— Start —

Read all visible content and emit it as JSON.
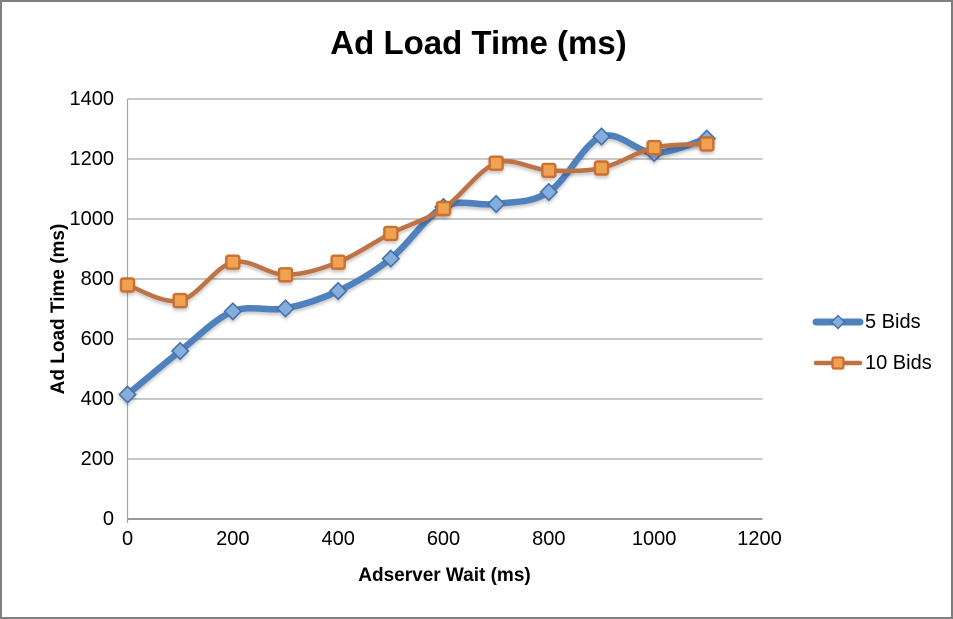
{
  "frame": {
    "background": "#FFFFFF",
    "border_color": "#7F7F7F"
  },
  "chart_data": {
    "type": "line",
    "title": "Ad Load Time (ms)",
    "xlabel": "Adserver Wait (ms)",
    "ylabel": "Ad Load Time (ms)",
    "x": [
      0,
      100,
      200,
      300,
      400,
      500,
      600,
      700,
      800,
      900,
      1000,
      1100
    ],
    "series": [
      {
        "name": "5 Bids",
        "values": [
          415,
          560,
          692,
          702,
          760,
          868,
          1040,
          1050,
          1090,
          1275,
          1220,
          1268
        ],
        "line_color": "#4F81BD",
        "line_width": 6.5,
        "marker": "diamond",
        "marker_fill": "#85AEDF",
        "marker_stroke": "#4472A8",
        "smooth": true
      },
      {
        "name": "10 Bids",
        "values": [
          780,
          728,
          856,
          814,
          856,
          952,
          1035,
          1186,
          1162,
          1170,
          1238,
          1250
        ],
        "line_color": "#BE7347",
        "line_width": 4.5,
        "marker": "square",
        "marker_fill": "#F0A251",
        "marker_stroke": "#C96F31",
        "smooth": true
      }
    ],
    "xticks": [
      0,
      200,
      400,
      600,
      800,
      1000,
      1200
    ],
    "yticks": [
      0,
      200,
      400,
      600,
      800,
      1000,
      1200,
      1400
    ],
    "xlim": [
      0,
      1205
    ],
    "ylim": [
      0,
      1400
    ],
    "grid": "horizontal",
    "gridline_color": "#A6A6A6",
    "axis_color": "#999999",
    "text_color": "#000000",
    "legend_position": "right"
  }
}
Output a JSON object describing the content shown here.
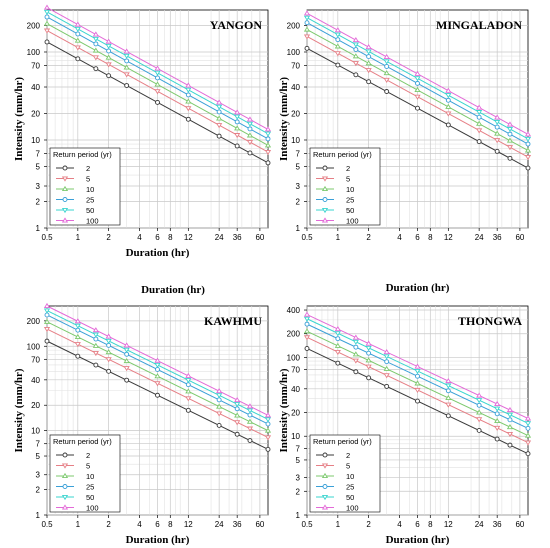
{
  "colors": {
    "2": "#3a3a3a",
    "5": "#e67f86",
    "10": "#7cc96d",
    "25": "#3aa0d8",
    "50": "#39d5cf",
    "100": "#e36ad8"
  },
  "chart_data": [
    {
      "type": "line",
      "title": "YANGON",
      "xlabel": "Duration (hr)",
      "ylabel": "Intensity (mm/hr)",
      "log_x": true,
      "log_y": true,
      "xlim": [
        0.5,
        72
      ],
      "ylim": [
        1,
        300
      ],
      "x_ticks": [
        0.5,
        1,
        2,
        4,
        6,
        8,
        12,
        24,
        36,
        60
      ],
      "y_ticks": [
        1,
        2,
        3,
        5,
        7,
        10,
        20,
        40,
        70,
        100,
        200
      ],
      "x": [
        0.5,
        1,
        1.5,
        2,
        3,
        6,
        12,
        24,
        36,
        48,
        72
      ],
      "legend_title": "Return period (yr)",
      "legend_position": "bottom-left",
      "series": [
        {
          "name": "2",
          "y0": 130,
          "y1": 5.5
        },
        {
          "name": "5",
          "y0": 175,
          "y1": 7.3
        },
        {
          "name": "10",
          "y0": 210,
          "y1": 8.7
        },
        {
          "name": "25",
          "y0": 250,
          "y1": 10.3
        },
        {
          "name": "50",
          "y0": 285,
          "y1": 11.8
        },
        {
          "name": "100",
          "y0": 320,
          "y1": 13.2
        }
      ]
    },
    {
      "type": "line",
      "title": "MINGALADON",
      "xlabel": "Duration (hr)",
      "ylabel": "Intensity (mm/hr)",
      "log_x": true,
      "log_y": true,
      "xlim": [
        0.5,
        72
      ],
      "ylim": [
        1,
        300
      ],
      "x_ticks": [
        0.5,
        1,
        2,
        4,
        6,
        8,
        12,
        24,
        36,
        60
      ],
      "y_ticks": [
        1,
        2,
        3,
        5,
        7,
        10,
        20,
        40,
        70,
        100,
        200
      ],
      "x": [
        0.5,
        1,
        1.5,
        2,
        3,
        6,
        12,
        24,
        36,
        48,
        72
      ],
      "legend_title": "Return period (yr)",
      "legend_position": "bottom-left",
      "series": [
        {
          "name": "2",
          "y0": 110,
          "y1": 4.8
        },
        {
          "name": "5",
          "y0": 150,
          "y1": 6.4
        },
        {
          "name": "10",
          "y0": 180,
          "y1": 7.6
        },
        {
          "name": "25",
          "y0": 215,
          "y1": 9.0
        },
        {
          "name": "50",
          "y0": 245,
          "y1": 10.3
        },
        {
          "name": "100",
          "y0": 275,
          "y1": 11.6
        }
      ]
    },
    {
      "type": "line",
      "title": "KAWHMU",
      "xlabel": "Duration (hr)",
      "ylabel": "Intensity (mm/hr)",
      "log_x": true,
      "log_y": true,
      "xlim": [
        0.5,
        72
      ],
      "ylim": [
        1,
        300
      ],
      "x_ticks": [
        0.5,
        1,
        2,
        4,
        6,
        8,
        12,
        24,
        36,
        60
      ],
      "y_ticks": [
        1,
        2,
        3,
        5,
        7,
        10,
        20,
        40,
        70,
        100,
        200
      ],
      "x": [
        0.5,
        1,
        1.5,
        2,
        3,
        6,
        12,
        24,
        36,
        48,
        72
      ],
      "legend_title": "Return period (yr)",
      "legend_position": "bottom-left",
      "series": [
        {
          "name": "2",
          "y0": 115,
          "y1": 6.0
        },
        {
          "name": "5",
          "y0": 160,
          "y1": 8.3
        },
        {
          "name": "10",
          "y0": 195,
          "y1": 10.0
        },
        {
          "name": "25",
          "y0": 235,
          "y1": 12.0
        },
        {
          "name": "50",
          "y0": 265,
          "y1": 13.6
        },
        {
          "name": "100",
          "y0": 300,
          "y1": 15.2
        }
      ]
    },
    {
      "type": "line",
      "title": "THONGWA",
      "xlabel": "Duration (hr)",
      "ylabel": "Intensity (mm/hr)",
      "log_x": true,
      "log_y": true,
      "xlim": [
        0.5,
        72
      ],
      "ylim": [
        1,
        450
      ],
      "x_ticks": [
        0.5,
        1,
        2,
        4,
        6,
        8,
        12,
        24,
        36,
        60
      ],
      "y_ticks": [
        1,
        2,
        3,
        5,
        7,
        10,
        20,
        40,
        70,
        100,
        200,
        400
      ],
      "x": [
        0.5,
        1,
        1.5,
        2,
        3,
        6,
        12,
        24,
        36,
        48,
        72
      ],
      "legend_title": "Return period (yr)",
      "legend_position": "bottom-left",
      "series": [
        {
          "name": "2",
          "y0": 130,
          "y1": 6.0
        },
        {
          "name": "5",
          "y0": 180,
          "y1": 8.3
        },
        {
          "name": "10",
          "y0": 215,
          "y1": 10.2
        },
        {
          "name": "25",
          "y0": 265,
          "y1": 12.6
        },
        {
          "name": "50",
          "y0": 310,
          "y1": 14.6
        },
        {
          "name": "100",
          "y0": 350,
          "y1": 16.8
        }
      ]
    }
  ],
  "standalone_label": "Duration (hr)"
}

— End —

Check every line of the data above for the string "JSON", and copy those that have it.

Answer to this task:
Read all visible content and emit it as JSON.
Output a JSON object describing the content shown here.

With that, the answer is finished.